>> BEGIN PROVIDED ENTRIES
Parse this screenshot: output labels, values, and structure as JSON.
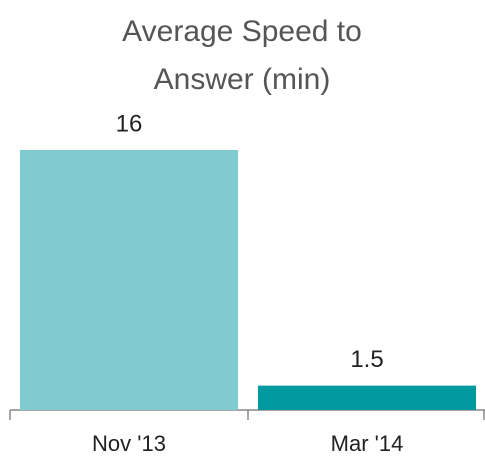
{
  "chart_data": {
    "type": "bar",
    "title": "Average Speed to Answer (min)",
    "categories": [
      "Nov '13",
      "Mar '14"
    ],
    "values": [
      16,
      1.5
    ],
    "colors": [
      "#80cbd0",
      "#00999f"
    ]
  }
}
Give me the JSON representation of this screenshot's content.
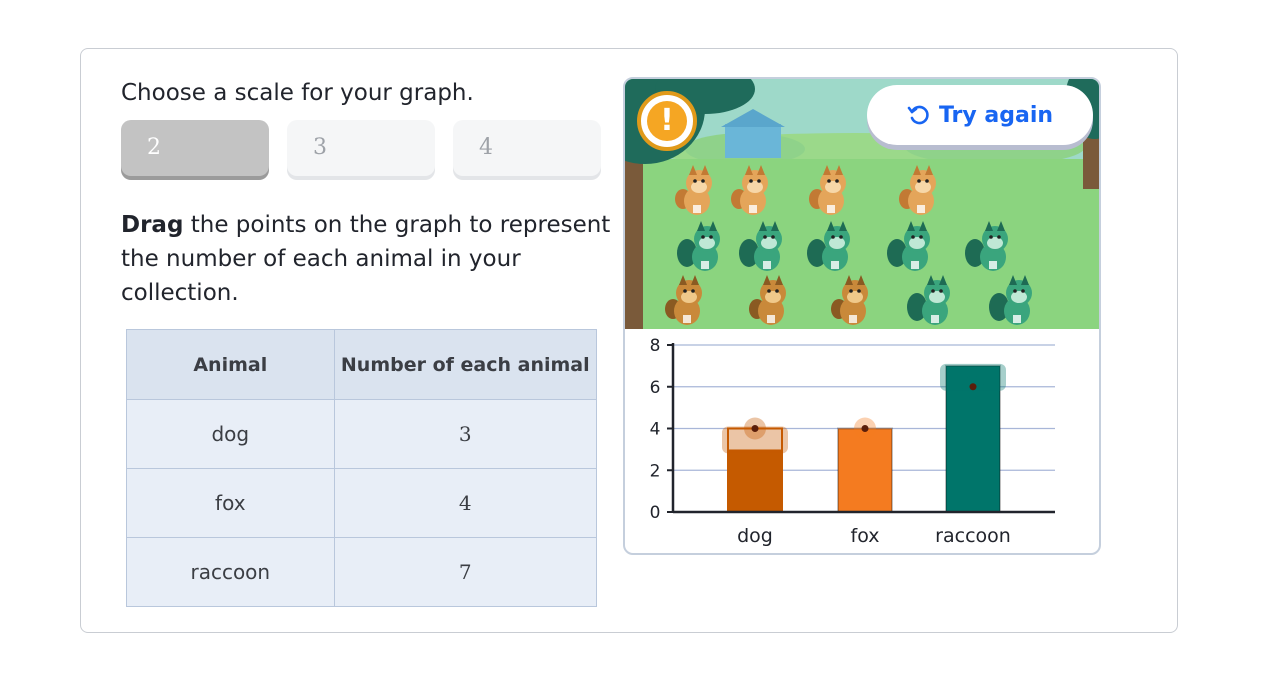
{
  "prompt": "Choose a scale for your graph.",
  "scale_options": [
    {
      "label": "2",
      "selected": true
    },
    {
      "label": "3",
      "selected": false
    },
    {
      "label": "4",
      "selected": false
    }
  ],
  "instruction": {
    "bold": "Drag",
    "rest": " the points on the graph to represent the number of each animal in your collection."
  },
  "table": {
    "headers": [
      "Animal",
      "Number of each animal"
    ],
    "rows": [
      [
        "dog",
        "3"
      ],
      [
        "fox",
        "4"
      ],
      [
        "raccoon",
        "7"
      ]
    ]
  },
  "try_again_label": "Try again",
  "alert_icon": "exclamation-icon",
  "refresh_icon": "undo-arrow-icon",
  "scene": {
    "rows": [
      [
        "fox",
        "fox",
        "fox",
        "fox"
      ],
      [
        "raccoon",
        "raccoon",
        "raccoon",
        "raccoon",
        "raccoon"
      ],
      [
        "dog",
        "dog",
        "dog",
        "raccoon",
        "raccoon"
      ]
    ]
  },
  "chart_data": {
    "type": "bar",
    "categories": [
      "dog",
      "fox",
      "raccoon"
    ],
    "bar_values": [
      3,
      4,
      7
    ],
    "point_values": [
      4,
      4,
      6
    ],
    "yticks": [
      0,
      2,
      4,
      6,
      8
    ],
    "ylim": [
      0,
      8
    ],
    "colors": {
      "dog": "#c55a00",
      "fox": "#f47b20",
      "raccoon": "#00756a"
    },
    "grid": true
  }
}
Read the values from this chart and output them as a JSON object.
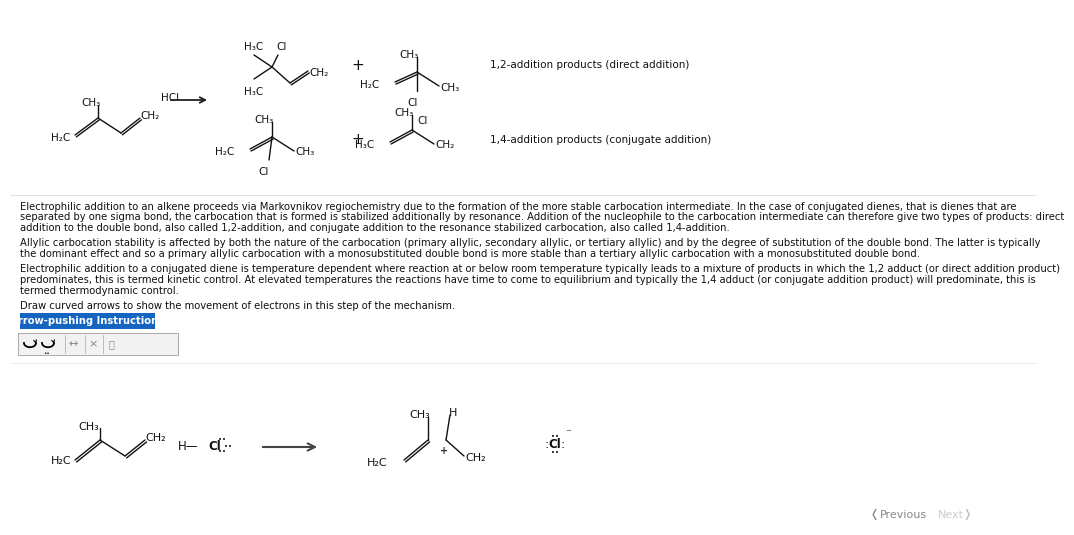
{
  "bg_color": "#ffffff",
  "paragraph1_lines": [
    "Electrophilic addition to an alkene proceeds via Markovnikov regiochemistry due to the formation of the more stable carbocation intermediate. In the case of conjugated dienes, that is dienes that are",
    "separated by one sigma bond, the carbocation that is formed is stabilized additionally by resonance. Addition of the nucleophile to the carbocation intermediate can therefore give two types of products: direct",
    "addition to the double bond, also called 1,2-addition, and conjugate addition to the resonance stabilized carbocation, also called 1,4-addition."
  ],
  "paragraph2_lines": [
    "Allylic carbocation stability is affected by both the nature of the carbocation (primary allylic, secondary allylic, or tertiary allylic) and by the degree of substitution of the double bond. The latter is typically",
    "the dominant effect and so a primary allylic carbocation with a monosubstituted double bond is more stable than a tertiary allylic carbocation with a monosubstituted double bond."
  ],
  "paragraph3_lines": [
    "Electrophilic addition to a conjugated diene is temperature dependent where reaction at or below room temperature typically leads to a mixture of products in which the 1,2 adduct (or direct addition product)",
    "predominates, this is termed kinetic control. At elevated temperatures the reactions have time to come to equilibrium and typically the 1,4 adduct (or conjugate addition product) will predominate, this is",
    "termed thermodynamic control."
  ],
  "draw_text": "Draw curved arrows to show the movement of electrons in this step of the mechanism.",
  "btn_text": "Arrow-pushing Instructions",
  "btn_color": "#1565c0",
  "btn_text_color": "#ffffff",
  "label_12": "1,2-addition products (direct addition)",
  "label_14": "1,4-addition products (conjugate addition)",
  "nav_previous": "Previous",
  "nav_next": "Next"
}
>> END PROVIDED ENTRIES
GIVEN TASK - Give an exact copy of the material, leaving out every picture.

TASK SOLUTION -
Parse this screenshot: output labels, values, and structure as JSON.
{
  "chart_data": {
    "type": "bar",
    "title": "Average Speed to Answer (min)",
    "categories": [
      "Nov '13",
      "Mar '14"
    ],
    "values": [
      16,
      1.5
    ],
    "colors": [
      "#80cbd0",
      "#00999f"
    ]
  }
}
Give me the JSON representation of this screenshot's content.
{
  "prompt": "Choose a scale for your graph.",
  "scale_options": [
    {
      "label": "2",
      "selected": true
    },
    {
      "label": "3",
      "selected": false
    },
    {
      "label": "4",
      "selected": false
    }
  ],
  "instruction": {
    "bold": "Drag",
    "rest": " the points on the graph to represent the number of each animal in your collection."
  },
  "table": {
    "headers": [
      "Animal",
      "Number of each animal"
    ],
    "rows": [
      [
        "dog",
        "3"
      ],
      [
        "fox",
        "4"
      ],
      [
        "raccoon",
        "7"
      ]
    ]
  },
  "try_again_label": "Try again",
  "alert_icon": "exclamation-icon",
  "refresh_icon": "undo-arrow-icon",
  "scene": {
    "rows": [
      [
        "fox",
        "fox",
        "fox",
        "fox"
      ],
      [
        "raccoon",
        "raccoon",
        "raccoon",
        "raccoon",
        "raccoon"
      ],
      [
        "dog",
        "dog",
        "dog",
        "raccoon",
        "raccoon"
      ]
    ]
  },
  "chart_data": {
    "type": "bar",
    "categories": [
      "dog",
      "fox",
      "raccoon"
    ],
    "bar_values": [
      3,
      4,
      7
    ],
    "point_values": [
      4,
      4,
      6
    ],
    "yticks": [
      0,
      2,
      4,
      6,
      8
    ],
    "ylim": [
      0,
      8
    ],
    "colors": {
      "dog": "#c55a00",
      "fox": "#f47b20",
      "raccoon": "#00756a"
    },
    "grid": true
  }
}
Read the values from this chart and output them as a JSON object.
{
  "bg_color": "#ffffff",
  "paragraph1_lines": [
    "Electrophilic addition to an alkene proceeds via Markovnikov regiochemistry due to the formation of the more stable carbocation intermediate. In the case of conjugated dienes, that is dienes that are",
    "separated by one sigma bond, the carbocation that is formed is stabilized additionally by resonance. Addition of the nucleophile to the carbocation intermediate can therefore give two types of products: direct",
    "addition to the double bond, also called 1,2-addition, and conjugate addition to the resonance stabilized carbocation, also called 1,4-addition."
  ],
  "paragraph2_lines": [
    "Allylic carbocation stability is affected by both the nature of the carbocation (primary allylic, secondary allylic, or tertiary allylic) and by the degree of substitution of the double bond. The latter is typically",
    "the dominant effect and so a primary allylic carbocation with a monosubstituted double bond is more stable than a tertiary allylic carbocation with a monosubstituted double bond."
  ],
  "paragraph3_lines": [
    "Electrophilic addition to a conjugated diene is temperature dependent where reaction at or below room temperature typically leads to a mixture of products in which the 1,2 adduct (or direct addition product)",
    "predominates, this is termed kinetic control. At elevated temperatures the reactions have time to come to equilibrium and typically the 1,4 adduct (or conjugate addition product) will predominate, this is",
    "termed thermodynamic control."
  ],
  "draw_text": "Draw curved arrows to show the movement of electrons in this step of the mechanism.",
  "btn_text": "Arrow-pushing Instructions",
  "btn_color": "#1565c0",
  "btn_text_color": "#ffffff",
  "label_12": "1,2-addition products (direct addition)",
  "label_14": "1,4-addition products (conjugate addition)",
  "nav_previous": "Previous",
  "nav_next": "Next"
}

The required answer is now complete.